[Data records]
------------------------------------

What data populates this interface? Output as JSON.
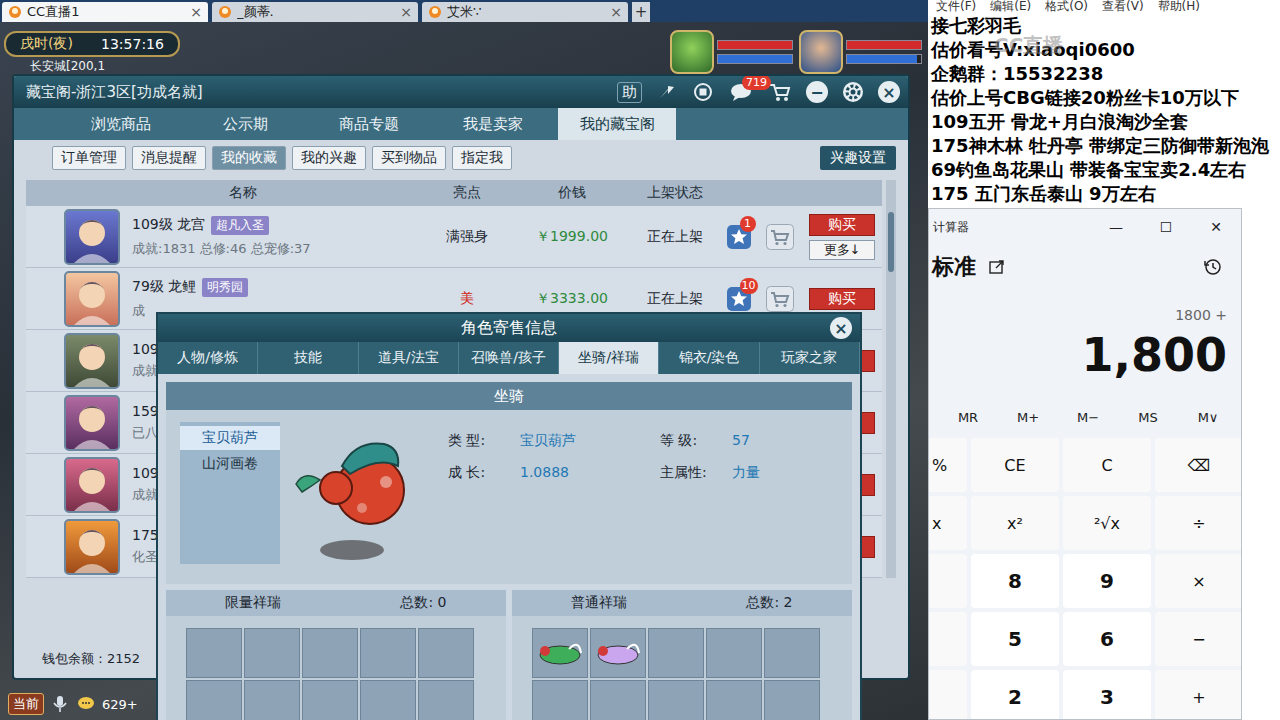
{
  "browser": {
    "tabs": [
      {
        "label": "CC直播1",
        "selected": true,
        "close": "×"
      },
      {
        "label": "_颜蒂.",
        "selected": false,
        "close": "×"
      },
      {
        "label": "艾米∵",
        "selected": false,
        "close": "×"
      }
    ],
    "new_tab": "+"
  },
  "hud": {
    "period": "戌时(夜)",
    "time": "13:57:16",
    "location": "长安城[200,1",
    "party": [
      {
        "hp": 1,
        "mp": 1
      },
      {
        "hp": 1,
        "mp": 0.95
      }
    ]
  },
  "cbg": {
    "title": "藏宝阁-浙江3区[功成名就]",
    "help": "助",
    "chat_badge": "719",
    "minimize": "−",
    "close": "×",
    "tabs": [
      {
        "label": "浏览商品",
        "selected": false
      },
      {
        "label": "公示期",
        "selected": false
      },
      {
        "label": "商品专题",
        "selected": false
      },
      {
        "label": "我是卖家",
        "selected": false
      },
      {
        "label": "我的藏宝阁",
        "selected": true
      }
    ],
    "subtabs": [
      {
        "label": "订单管理",
        "selected": false
      },
      {
        "label": "消息提醒",
        "selected": false
      },
      {
        "label": "我的收藏",
        "selected": true
      },
      {
        "label": "我的兴趣",
        "selected": false
      },
      {
        "label": "买到物品",
        "selected": false
      },
      {
        "label": "指定我",
        "selected": false
      }
    ],
    "interest_button": "兴趣设置",
    "columns": [
      "名称",
      "亮点",
      "价钱",
      "上架状态"
    ],
    "rows": [
      {
        "kind": "full",
        "name": "109级 龙宫",
        "tag": "超凡入圣",
        "details": "成就:1831 总修:46 总宠修:37",
        "highlight": "满强身",
        "highlight_color": "#1c2630",
        "price": "￥1999.00",
        "status": "正在上架",
        "fav_badge": "1",
        "buy": "购买",
        "more": "更多↓"
      },
      {
        "kind": "full",
        "name": "79级 龙鲤",
        "tag": "明秀园",
        "details": "成",
        "highlight": "美",
        "highlight_color": "#d02a20",
        "price": "￥3333.00",
        "status": "正在上架",
        "fav_badge": "10",
        "buy": "购买"
      },
      {
        "kind": "partial",
        "name": "109",
        "details": "成就"
      },
      {
        "kind": "partial",
        "name": "159",
        "details": "已八"
      },
      {
        "kind": "partial",
        "name": "109",
        "details": "成就"
      },
      {
        "kind": "partial",
        "name": "175",
        "details": "化圣"
      }
    ],
    "wallet": "钱包余额：2152"
  },
  "dialog": {
    "title": "角色寄售信息",
    "close": "×",
    "tabs": [
      {
        "label": "人物/修炼",
        "selected": false
      },
      {
        "label": "技能",
        "selected": false
      },
      {
        "label": "道具/法宝",
        "selected": false
      },
      {
        "label": "召唤兽/孩子",
        "selected": false
      },
      {
        "label": "坐骑/祥瑞",
        "selected": true
      },
      {
        "label": "锦衣/染色",
        "selected": false
      },
      {
        "label": "玩家之家",
        "selected": false
      }
    ],
    "section": "坐骑",
    "mounts": [
      {
        "label": "宝贝葫芦",
        "selected": true
      },
      {
        "label": "山河画卷",
        "selected": false
      }
    ],
    "info": [
      {
        "label": "类 型:",
        "value": "宝贝葫芦"
      },
      {
        "label": "等 级:",
        "value": "57"
      },
      {
        "label": "成 长:",
        "value": "1.0888"
      },
      {
        "label": "主属性:",
        "value": "力量"
      }
    ],
    "xiangrui": [
      {
        "title": "限量祥瑞",
        "count_label": "总数:",
        "count": "0",
        "items": []
      },
      {
        "title": "普通祥瑞",
        "count_label": "总数:",
        "count": "2",
        "items": [
          {
            "color": "#3fae5a"
          },
          {
            "color": "#c9a6ee"
          }
        ]
      }
    ]
  },
  "bottom_bar": {
    "channel": "当前",
    "count": "629+"
  },
  "notepad": {
    "menu": [
      "文件(F)",
      "编辑(E)",
      "格式(O)",
      "查看(V)",
      "帮助(H)"
    ],
    "lines": [
      "接七彩羽毛",
      "估价看号V:xiaoqi0600",
      "企鹅群：15532238",
      "估价上号CBG链接20粉丝卡10万以下",
      "109五开 骨龙+月白浪淘沙全套",
      "175神木林 牡丹亭 带绑定三防御带新泡泡",
      "69钓鱼岛花果山 带装备宝宝卖2.4左右",
      "175 五门东岳泰山 9万左右"
    ]
  },
  "watermark": "CC直播",
  "calculator": {
    "title": "计算器",
    "controls": [
      "—",
      "☐",
      "✕"
    ],
    "mode": "标准",
    "expression": "1800 +",
    "display": "1,800",
    "memory": [
      "MR",
      "M+",
      "M−",
      "MS",
      "M∨"
    ],
    "rows": [
      {
        "edge": "%",
        "keys": [
          {
            "label": "CE",
            "kind": "fn"
          },
          {
            "label": "C",
            "kind": "fn"
          },
          {
            "label": "⌫",
            "kind": "fn"
          }
        ]
      },
      {
        "edge": "x",
        "keys": [
          {
            "label": "x²",
            "kind": "fn"
          },
          {
            "label": "²√x",
            "kind": "fn"
          },
          {
            "label": "÷",
            "kind": "fn"
          }
        ]
      },
      {
        "edge": "",
        "keys": [
          {
            "label": "8",
            "kind": "num"
          },
          {
            "label": "9",
            "kind": "num"
          },
          {
            "label": "×",
            "kind": "fn"
          }
        ]
      },
      {
        "edge": "",
        "keys": [
          {
            "label": "5",
            "kind": "num"
          },
          {
            "label": "6",
            "kind": "num"
          },
          {
            "label": "−",
            "kind": "fn"
          }
        ]
      },
      {
        "edge": "",
        "keys": [
          {
            "label": "2",
            "kind": "num"
          },
          {
            "label": "3",
            "kind": "num"
          },
          {
            "label": "+",
            "kind": "fn"
          }
        ]
      }
    ]
  }
}
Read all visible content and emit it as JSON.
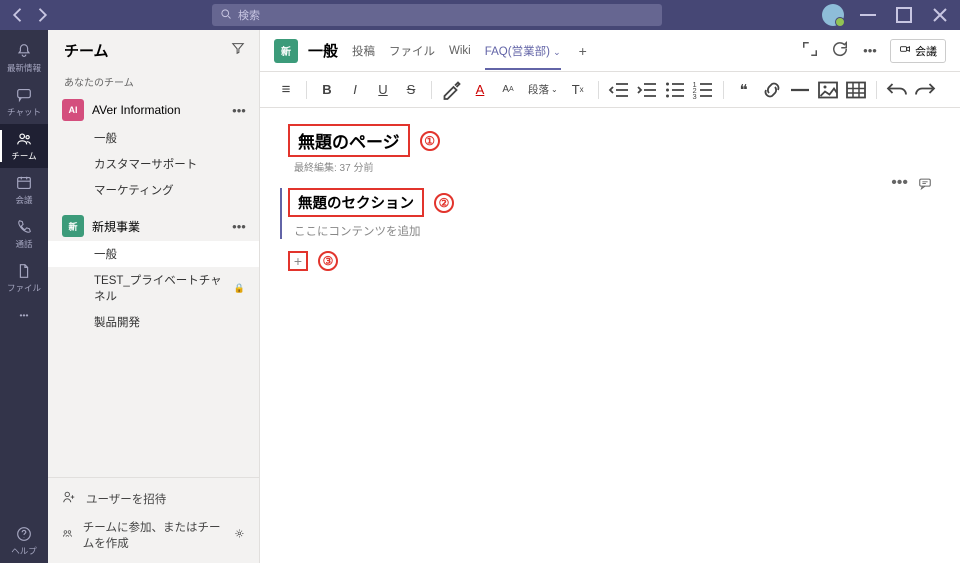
{
  "titlebar": {
    "search_placeholder": "検索"
  },
  "rail": {
    "items": [
      {
        "label": "最新情報"
      },
      {
        "label": "チャット"
      },
      {
        "label": "チーム"
      },
      {
        "label": "会議"
      },
      {
        "label": "通話"
      },
      {
        "label": "ファイル"
      }
    ],
    "help_label": "ヘルプ"
  },
  "sidepanel": {
    "title": "チーム",
    "your_teams": "あなたのチーム",
    "teams": [
      {
        "name": "AVer Information",
        "badge": "AI",
        "channels": [
          {
            "name": "一般"
          },
          {
            "name": "カスタマーサポート"
          },
          {
            "name": "マーケティング"
          }
        ]
      },
      {
        "name": "新規事業",
        "badge": "新",
        "channels": [
          {
            "name": "一般"
          },
          {
            "name": "TEST_プライベートチャネル",
            "private": true
          },
          {
            "name": "製品開発"
          }
        ]
      }
    ],
    "invite": "ユーザーを招待",
    "join_create": "チームに参加、またはチームを作成"
  },
  "main": {
    "channel_badge": "新",
    "channel_name": "一般",
    "tabs": [
      {
        "label": "投稿"
      },
      {
        "label": "ファイル"
      },
      {
        "label": "Wiki"
      },
      {
        "label": "FAQ(営業部)",
        "active": true
      }
    ],
    "meet_label": "会議",
    "toolbar": {
      "paragraph_label": "段落"
    },
    "page": {
      "title": "無題のページ",
      "last_edit": "最終編集: 37 分前",
      "section_title": "無題のセクション",
      "placeholder": "ここにコンテンツを追加"
    },
    "annotations": {
      "a1": "①",
      "a2": "②",
      "a3": "③"
    }
  }
}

------------------------------------

- Exercise description
Will you repeat the material above, but only from the line containing "Read all visible content and emit it as JSON." through its last line, exactly and without the pictures?

- Response
Read all visible content and emit it as JSON.
{
  "titlebar": {
    "search_placeholder": "検索"
  },
  "rail": {
    "items": [
      {
        "label": "最新情報"
      },
      {
        "label": "チャット"
      },
      {
        "label": "チーム"
      },
      {
        "label": "会議"
      },
      {
        "label": "通話"
      },
      {
        "label": "ファイル"
      }
    ],
    "help_label": "ヘルプ"
  },
  "sidepanel": {
    "title": "チーム",
    "your_teams": "あなたのチーム",
    "teams": [
      {
        "name": "AVer Information",
        "badge": "AI",
        "channels": [
          {
            "name": "一般"
          },
          {
            "name": "カスタマーサポート"
          },
          {
            "name": "マーケティング"
          }
        ]
      },
      {
        "name": "新規事業",
        "badge": "新",
        "channels": [
          {
            "name": "一般"
          },
          {
            "name": "TEST_プライベートチャネル",
            "private": true
          },
          {
            "name": "製品開発"
          }
        ]
      }
    ],
    "invite": "ユーザーを招待",
    "join_create": "チームに参加、またはチームを作成"
  },
  "main": {
    "channel_badge": "新",
    "channel_name": "一般",
    "tabs": [
      {
        "label": "投稿"
      },
      {
        "label": "ファイル"
      },
      {
        "label": "Wiki"
      },
      {
        "label": "FAQ(営業部)",
        "active": true
      }
    ],
    "meet_label": "会議",
    "toolbar": {
      "paragraph_label": "段落"
    },
    "page": {
      "title": "無題のページ",
      "last_edit": "最終編集: 37 分前",
      "section_title": "無題のセクション",
      "placeholder": "ここにコンテンツを追加"
    },
    "annotations": {
      "a1": "①",
      "a2": "②",
      "a3": "③"
    }
  }
}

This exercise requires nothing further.